[Exercise aim]:
Pull out every line below containing the word "name".

[Records for processing]:
** begin **

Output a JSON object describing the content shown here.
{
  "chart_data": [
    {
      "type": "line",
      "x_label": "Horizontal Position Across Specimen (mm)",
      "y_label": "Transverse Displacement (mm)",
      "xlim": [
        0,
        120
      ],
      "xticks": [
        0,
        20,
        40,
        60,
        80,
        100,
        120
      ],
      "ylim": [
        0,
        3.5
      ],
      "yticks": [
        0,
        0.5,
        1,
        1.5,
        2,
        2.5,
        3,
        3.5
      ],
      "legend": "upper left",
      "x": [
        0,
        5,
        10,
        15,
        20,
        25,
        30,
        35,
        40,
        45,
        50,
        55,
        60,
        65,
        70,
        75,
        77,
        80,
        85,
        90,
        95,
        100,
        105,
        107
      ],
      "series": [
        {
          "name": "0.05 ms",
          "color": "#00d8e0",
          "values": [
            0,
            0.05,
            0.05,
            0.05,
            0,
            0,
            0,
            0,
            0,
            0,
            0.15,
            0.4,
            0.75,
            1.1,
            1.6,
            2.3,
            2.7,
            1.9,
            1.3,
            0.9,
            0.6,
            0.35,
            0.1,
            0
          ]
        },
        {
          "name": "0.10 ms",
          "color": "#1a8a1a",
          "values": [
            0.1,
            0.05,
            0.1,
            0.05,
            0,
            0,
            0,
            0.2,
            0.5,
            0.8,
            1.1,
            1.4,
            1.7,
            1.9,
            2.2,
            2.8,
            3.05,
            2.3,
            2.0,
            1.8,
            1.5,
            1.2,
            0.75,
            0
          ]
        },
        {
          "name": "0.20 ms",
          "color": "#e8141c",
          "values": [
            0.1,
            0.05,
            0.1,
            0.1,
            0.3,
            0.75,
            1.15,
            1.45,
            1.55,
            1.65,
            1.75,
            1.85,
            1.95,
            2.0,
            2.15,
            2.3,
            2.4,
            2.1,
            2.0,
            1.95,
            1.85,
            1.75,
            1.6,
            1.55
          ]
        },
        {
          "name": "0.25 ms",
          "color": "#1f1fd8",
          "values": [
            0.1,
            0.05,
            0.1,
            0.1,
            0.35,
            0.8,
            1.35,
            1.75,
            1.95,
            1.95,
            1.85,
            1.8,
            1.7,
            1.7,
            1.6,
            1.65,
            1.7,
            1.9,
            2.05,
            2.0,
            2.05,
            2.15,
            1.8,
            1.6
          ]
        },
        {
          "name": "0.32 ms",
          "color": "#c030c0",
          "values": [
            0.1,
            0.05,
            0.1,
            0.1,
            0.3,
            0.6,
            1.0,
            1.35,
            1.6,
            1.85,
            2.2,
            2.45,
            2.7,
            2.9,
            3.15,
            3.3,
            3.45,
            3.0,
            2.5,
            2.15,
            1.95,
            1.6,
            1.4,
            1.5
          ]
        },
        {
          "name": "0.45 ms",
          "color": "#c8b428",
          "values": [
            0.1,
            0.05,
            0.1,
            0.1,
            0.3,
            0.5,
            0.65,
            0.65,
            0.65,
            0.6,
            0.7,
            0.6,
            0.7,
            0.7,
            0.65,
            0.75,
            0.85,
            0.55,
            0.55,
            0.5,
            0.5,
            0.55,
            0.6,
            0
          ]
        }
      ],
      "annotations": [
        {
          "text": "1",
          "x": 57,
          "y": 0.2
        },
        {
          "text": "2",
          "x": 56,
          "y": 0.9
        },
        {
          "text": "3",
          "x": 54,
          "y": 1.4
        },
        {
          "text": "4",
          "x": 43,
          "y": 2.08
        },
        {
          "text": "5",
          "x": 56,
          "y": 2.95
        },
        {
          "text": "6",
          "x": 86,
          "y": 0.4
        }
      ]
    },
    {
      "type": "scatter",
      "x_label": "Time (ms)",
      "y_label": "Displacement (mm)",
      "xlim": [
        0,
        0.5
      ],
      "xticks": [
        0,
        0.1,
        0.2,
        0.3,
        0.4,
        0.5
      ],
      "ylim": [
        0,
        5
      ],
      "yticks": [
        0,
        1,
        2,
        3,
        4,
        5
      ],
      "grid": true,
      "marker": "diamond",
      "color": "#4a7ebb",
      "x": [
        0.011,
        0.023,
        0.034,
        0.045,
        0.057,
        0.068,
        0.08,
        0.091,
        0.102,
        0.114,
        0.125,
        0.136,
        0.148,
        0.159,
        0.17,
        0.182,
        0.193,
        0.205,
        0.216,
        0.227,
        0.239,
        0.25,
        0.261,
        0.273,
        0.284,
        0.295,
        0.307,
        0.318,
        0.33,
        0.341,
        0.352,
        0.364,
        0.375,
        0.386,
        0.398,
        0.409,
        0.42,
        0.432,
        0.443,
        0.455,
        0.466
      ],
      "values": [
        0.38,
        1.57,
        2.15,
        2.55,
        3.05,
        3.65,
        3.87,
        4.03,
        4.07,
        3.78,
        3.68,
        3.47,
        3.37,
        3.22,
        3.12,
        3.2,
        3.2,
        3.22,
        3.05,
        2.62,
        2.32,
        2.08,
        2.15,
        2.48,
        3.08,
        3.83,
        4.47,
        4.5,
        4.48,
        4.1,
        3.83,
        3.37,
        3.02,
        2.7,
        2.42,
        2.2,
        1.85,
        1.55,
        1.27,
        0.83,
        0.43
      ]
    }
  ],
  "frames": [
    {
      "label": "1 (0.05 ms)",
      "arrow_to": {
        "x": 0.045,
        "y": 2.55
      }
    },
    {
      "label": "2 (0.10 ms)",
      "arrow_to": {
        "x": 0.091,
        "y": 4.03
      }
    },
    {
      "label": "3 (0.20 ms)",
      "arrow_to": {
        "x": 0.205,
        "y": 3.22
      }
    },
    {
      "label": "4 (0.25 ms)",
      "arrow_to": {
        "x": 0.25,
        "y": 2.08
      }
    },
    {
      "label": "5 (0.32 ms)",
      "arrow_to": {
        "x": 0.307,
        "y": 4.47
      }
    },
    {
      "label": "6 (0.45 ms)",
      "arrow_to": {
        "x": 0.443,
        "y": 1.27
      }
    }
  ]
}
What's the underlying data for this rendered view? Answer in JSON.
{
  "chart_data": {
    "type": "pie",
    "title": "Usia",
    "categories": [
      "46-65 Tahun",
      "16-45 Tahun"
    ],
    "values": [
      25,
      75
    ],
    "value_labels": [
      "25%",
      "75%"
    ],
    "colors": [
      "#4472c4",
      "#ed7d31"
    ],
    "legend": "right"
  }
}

** end **
** begin **

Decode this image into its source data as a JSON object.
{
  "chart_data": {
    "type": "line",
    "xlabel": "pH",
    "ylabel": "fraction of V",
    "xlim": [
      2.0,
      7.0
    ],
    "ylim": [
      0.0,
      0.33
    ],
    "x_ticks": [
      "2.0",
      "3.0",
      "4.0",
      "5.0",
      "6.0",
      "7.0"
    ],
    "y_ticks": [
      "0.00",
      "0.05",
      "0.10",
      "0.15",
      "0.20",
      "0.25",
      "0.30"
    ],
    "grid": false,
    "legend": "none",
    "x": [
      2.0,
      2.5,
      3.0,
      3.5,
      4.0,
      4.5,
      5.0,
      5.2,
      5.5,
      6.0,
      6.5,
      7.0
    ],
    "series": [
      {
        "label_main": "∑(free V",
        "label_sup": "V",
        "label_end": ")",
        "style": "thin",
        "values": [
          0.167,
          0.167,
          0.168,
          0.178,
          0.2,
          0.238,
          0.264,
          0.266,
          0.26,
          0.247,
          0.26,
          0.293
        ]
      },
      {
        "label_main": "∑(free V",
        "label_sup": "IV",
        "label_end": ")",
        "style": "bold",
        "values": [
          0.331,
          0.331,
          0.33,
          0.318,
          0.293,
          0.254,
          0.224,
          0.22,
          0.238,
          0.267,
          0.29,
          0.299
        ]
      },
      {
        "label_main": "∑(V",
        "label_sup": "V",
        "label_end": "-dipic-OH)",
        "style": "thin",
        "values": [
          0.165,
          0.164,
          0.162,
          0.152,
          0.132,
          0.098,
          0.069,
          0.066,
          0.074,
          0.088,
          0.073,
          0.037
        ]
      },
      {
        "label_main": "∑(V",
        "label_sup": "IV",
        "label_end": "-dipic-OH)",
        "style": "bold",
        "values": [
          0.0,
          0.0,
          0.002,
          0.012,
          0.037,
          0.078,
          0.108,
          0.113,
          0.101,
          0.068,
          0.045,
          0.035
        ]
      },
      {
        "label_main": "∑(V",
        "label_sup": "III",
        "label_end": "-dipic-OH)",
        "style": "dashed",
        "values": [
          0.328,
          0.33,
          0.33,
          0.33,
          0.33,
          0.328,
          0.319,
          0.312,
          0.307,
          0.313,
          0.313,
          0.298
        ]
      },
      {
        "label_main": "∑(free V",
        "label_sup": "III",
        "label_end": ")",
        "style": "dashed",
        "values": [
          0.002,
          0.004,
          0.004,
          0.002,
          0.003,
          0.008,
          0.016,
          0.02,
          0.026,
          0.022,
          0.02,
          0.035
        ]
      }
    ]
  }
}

** end **

[Response]:
          "name": "0.05 ms",
          "name": "0.10 ms",
          "name": "0.20 ms",
          "name": "0.25 ms",
          "name": "0.32 ms",
          "name": "0.45 ms",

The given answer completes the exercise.